◆ The request
Reproduce each record below exactly as written.

◆ Extracted data
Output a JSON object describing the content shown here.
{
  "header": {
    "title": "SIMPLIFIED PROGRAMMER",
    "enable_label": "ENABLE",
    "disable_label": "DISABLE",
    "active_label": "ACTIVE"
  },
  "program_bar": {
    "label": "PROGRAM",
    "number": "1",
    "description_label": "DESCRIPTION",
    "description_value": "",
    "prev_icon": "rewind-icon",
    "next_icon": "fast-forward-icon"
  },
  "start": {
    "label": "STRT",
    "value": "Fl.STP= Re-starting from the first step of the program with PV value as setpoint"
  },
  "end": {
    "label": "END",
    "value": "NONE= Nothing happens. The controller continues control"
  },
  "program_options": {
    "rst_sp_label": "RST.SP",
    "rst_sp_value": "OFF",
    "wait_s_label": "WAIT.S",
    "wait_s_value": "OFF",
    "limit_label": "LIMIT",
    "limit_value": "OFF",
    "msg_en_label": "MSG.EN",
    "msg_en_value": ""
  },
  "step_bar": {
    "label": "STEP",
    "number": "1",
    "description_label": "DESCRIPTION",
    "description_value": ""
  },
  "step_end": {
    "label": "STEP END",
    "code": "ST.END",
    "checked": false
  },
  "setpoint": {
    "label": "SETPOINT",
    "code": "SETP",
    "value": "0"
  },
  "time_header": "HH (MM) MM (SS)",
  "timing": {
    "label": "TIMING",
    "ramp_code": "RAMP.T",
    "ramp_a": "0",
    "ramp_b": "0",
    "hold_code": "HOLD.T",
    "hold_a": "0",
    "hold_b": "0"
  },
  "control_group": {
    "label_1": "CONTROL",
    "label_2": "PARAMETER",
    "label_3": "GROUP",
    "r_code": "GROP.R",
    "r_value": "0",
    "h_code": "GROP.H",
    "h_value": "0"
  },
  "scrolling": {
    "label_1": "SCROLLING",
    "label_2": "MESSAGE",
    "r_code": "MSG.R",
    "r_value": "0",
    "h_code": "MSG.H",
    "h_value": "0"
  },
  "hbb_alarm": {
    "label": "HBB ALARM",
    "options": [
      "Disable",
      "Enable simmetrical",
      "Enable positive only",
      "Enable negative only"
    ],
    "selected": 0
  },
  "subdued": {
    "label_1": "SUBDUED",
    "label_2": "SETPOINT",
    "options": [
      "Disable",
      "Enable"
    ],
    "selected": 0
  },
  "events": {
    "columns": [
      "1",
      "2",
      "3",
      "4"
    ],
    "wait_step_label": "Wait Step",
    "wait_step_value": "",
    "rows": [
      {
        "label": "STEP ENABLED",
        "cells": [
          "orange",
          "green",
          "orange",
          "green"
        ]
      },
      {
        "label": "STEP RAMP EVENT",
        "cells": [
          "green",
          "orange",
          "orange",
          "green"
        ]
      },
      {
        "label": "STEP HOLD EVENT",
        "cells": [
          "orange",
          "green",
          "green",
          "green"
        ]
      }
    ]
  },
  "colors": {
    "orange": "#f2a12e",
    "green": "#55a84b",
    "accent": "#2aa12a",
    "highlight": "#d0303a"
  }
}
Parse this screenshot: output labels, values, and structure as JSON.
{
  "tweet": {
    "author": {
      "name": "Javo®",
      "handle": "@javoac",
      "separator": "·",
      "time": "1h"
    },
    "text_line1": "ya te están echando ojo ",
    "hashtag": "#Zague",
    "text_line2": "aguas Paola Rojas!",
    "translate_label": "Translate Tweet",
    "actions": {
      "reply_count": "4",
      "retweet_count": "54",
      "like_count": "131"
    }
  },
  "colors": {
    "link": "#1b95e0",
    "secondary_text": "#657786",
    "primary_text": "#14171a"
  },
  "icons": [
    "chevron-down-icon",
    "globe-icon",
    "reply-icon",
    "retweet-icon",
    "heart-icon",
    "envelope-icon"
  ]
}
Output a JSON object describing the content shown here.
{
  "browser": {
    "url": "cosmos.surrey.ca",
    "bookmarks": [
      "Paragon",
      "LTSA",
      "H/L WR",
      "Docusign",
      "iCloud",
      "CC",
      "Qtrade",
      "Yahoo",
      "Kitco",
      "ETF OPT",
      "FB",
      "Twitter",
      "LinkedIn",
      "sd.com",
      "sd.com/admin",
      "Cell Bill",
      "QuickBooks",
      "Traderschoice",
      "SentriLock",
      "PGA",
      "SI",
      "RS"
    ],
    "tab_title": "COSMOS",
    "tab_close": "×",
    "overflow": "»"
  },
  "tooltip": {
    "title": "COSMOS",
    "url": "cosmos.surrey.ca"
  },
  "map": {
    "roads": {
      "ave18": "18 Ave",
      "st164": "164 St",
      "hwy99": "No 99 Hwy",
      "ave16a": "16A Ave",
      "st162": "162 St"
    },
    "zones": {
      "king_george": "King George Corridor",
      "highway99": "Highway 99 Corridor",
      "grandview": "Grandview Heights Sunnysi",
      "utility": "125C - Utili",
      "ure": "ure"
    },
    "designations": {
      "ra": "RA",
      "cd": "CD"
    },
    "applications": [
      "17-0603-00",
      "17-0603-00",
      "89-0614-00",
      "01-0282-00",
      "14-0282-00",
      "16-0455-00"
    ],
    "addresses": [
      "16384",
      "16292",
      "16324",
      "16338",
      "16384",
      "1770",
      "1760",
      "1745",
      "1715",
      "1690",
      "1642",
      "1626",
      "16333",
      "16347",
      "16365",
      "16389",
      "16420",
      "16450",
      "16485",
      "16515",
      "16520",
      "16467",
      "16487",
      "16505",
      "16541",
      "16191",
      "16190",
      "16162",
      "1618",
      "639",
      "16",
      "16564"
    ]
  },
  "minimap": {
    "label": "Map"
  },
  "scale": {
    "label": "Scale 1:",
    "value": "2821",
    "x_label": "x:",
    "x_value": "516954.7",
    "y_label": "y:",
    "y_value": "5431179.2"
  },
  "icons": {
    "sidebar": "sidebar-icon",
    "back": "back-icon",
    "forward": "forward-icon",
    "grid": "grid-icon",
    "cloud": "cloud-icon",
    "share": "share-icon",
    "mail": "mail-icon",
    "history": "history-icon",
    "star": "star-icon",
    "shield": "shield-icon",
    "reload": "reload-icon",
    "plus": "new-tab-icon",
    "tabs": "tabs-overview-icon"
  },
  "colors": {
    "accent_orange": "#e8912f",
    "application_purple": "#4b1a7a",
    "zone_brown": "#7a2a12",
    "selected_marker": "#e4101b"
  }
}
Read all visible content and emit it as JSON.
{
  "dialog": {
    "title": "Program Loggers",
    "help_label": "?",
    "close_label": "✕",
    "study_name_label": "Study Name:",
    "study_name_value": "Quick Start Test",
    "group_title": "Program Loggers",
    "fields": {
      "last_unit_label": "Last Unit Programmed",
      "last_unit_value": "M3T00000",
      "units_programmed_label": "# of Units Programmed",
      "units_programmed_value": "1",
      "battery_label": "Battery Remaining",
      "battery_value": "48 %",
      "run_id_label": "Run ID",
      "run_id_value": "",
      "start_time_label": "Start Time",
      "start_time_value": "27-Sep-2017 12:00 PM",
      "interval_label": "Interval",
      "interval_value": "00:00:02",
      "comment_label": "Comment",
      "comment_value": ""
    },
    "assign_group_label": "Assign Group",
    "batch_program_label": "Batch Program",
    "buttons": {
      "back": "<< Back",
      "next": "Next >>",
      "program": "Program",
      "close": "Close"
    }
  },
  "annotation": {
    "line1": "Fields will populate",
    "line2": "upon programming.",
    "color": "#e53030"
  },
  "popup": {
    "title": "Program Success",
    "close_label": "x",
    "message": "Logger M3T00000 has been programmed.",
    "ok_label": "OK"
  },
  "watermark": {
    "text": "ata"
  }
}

◆ Answer to this exercise
Output a JSON object describing the content shown here.
{
  "header": {
    "title": "SIMPLIFIED PROGRAMMER",
    "enable_label": "ENABLE",
    "disable_label": "DISABLE",
    "active_label": "ACTIVE"
  },
  "program_bar": {
    "label": "PROGRAM",
    "number": "1",
    "description_label": "DESCRIPTION",
    "description_value": "",
    "prev_icon": "rewind-icon",
    "next_icon": "fast-forward-icon"
  },
  "start": {
    "label": "STRT",
    "value": "Fl.STP= Re-starting from the first step of the program with PV value as setpoint"
  },
  "end": {
    "label": "END",
    "value": "NONE= Nothing happens. The controller continues control"
  },
  "program_options": {
    "rst_sp_label": "RST.SP",
    "rst_sp_value": "OFF",
    "wait_s_label": "WAIT.S",
    "wait_s_value": "OFF",
    "limit_label": "LIMIT",
    "limit_value": "OFF",
    "msg_en_label": "MSG.EN",
    "msg_en_value": ""
  },
  "step_bar": {
    "label": "STEP",
    "number": "1",
    "description_label": "DESCRIPTION",
    "description_value": ""
  },
  "step_end": {
    "label": "STEP END",
    "code": "ST.END",
    "checked": false
  },
  "setpoint": {
    "label": "SETPOINT",
    "code": "SETP",
    "value": "0"
  },
  "time_header": "HH (MM) MM (SS)",
  "timing": {
    "label": "TIMING",
    "ramp_code": "RAMP.T",
    "ramp_a": "0",
    "ramp_b": "0",
    "hold_code": "HOLD.T",
    "hold_a": "0",
    "hold_b": "0"
  },
  "control_group": {
    "label_1": "CONTROL",
    "label_2": "PARAMETER",
    "label_3": "GROUP",
    "r_code": "GROP.R",
    "r_value": "0",
    "h_code": "GROP.H",
    "h_value": "0"
  },
  "scrolling": {
    "label_1": "SCROLLING",
    "label_2": "MESSAGE",
    "r_code": "MSG.R",
    "r_value": "0",
    "h_code": "MSG.H",
    "h_value": "0"
  },
  "hbb_alarm": {
    "label": "HBB ALARM",
    "options": [
      "Disable",
      "Enable simmetrical",
      "Enable positive only",
      "Enable negative only"
    ],
    "selected": 0
  },
  "subdued": {
    "label_1": "SUBDUED",
    "label_2": "SETPOINT",
    "options": [
      "Disable",
      "Enable"
    ],
    "selected": 0
  },
  "events": {
    "columns": [
      "1",
      "2",
      "3",
      "4"
    ],
    "wait_step_label": "Wait Step",
    "wait_step_value": "",
    "rows": [
      {
        "label": "STEP ENABLED",
        "cells": [
          "orange",
          "green",
          "orange",
          "green"
        ]
      },
      {
        "label": "STEP RAMP EVENT",
        "cells": [
          "green",
          "orange",
          "orange",
          "green"
        ]
      },
      {
        "label": "STEP HOLD EVENT",
        "cells": [
          "orange",
          "green",
          "green",
          "green"
        ]
      }
    ]
  },
  "colors": {
    "orange": "#f2a12e",
    "green": "#55a84b",
    "accent": "#2aa12a",
    "highlight": "#d0303a"
  }
}
Parse this screenshot: output labels, values, and structure as JSON.
{
  "tweet": {
    "author": {
      "name": "Javo®",
      "handle": "@javoac",
      "separator": "·",
      "time": "1h"
    },
    "text_line1": "ya te están echando ojo ",
    "hashtag": "#Zague",
    "text_line2": "aguas Paola Rojas!",
    "translate_label": "Translate Tweet",
    "actions": {
      "reply_count": "4",
      "retweet_count": "54",
      "like_count": "131"
    }
  },
  "colors": {
    "link": "#1b95e0",
    "secondary_text": "#657786",
    "primary_text": "#14171a"
  },
  "icons": [
    "chevron-down-icon",
    "globe-icon",
    "reply-icon",
    "retweet-icon",
    "heart-icon",
    "envelope-icon"
  ]
}
Output a JSON object describing the content shown here.
{
  "browser": {
    "url": "cosmos.surrey.ca",
    "bookmarks": [
      "Paragon",
      "LTSA",
      "H/L WR",
      "Docusign",
      "iCloud",
      "CC",
      "Qtrade",
      "Yahoo",
      "Kitco",
      "ETF OPT",
      "FB",
      "Twitter",
      "LinkedIn",
      "sd.com",
      "sd.com/admin",
      "Cell Bill",
      "QuickBooks",
      "Traderschoice",
      "SentriLock",
      "PGA",
      "SI",
      "RS"
    ],
    "tab_title": "COSMOS",
    "tab_close": "×",
    "overflow": "»"
  },
  "tooltip": {
    "title": "COSMOS",
    "url": "cosmos.surrey.ca"
  },
  "map": {
    "roads": {
      "ave18": "18 Ave",
      "st164": "164 St",
      "hwy99": "No 99 Hwy",
      "ave16a": "16A Ave",
      "st162": "162 St"
    },
    "zones": {
      "king_george": "King George Corridor",
      "highway99": "Highway 99 Corridor",
      "grandview": "Grandview Heights Sunnysi",
      "utility": "125C - Utili",
      "ure": "ure"
    },
    "designations": {
      "ra": "RA",
      "cd": "CD"
    },
    "applications": [
      "17-0603-00",
      "17-0603-00",
      "89-0614-00",
      "01-0282-00",
      "14-0282-00",
      "16-0455-00"
    ],
    "addresses": [
      "16384",
      "16292",
      "16324",
      "16338",
      "16384",
      "1770",
      "1760",
      "1745",
      "1715",
      "1690",
      "1642",
      "1626",
      "16333",
      "16347",
      "16365",
      "16389",
      "16420",
      "16450",
      "16485",
      "16515",
      "16520",
      "16467",
      "16487",
      "16505",
      "16541",
      "16191",
      "16190",
      "16162",
      "1618",
      "639",
      "16",
      "16564"
    ]
  },
  "minimap": {
    "label": "Map"
  },
  "scale": {
    "label": "Scale 1:",
    "value": "2821",
    "x_label": "x:",
    "x_value": "516954.7",
    "y_label": "y:",
    "y_value": "5431179.2"
  },
  "icons": {
    "sidebar": "sidebar-icon",
    "back": "back-icon",
    "forward": "forward-icon",
    "grid": "grid-icon",
    "cloud": "cloud-icon",
    "share": "share-icon",
    "mail": "mail-icon",
    "history": "history-icon",
    "star": "star-icon",
    "shield": "shield-icon",
    "reload": "reload-icon",
    "plus": "new-tab-icon",
    "tabs": "tabs-overview-icon"
  },
  "colors": {
    "accent_orange": "#e8912f",
    "application_purple": "#4b1a7a",
    "zone_brown": "#7a2a12",
    "selected_marker": "#e4101b"
  }
}
Read all visible content and emit it as JSON.
{
  "dialog": {
    "title": "Program Loggers",
    "help_label": "?",
    "close_label": "✕",
    "study_name_label": "Study Name:",
    "study_name_value": "Quick Start Test",
    "group_title": "Program Loggers",
    "fields": {
      "last_unit_label": "Last Unit Programmed",
      "last_unit_value": "M3T00000",
      "units_programmed_label": "# of Units Programmed",
      "units_programmed_value": "1",
      "battery_label": "Battery Remaining",
      "battery_value": "48 %",
      "run_id_label": "Run ID",
      "run_id_value": "",
      "start_time_label": "Start Time",
      "start_time_value": "27-Sep-2017 12:00 PM",
      "interval_label": "Interval",
      "interval_value": "00:00:02",
      "comment_label": "Comment",
      "comment_value": ""
    },
    "assign_group_label": "Assign Group",
    "batch_program_label": "Batch Program",
    "buttons": {
      "back": "<< Back",
      "next": "Next >>",
      "program": "Program",
      "close": "Close"
    }
  },
  "annotation": {
    "line1": "Fields will populate",
    "line2": "upon programming.",
    "color": "#e53030"
  },
  "popup": {
    "title": "Program Success",
    "close_label": "x",
    "message": "Logger M3T00000 has been programmed.",
    "ok_label": "OK"
  },
  "watermark": {
    "text": "ata"
  }
}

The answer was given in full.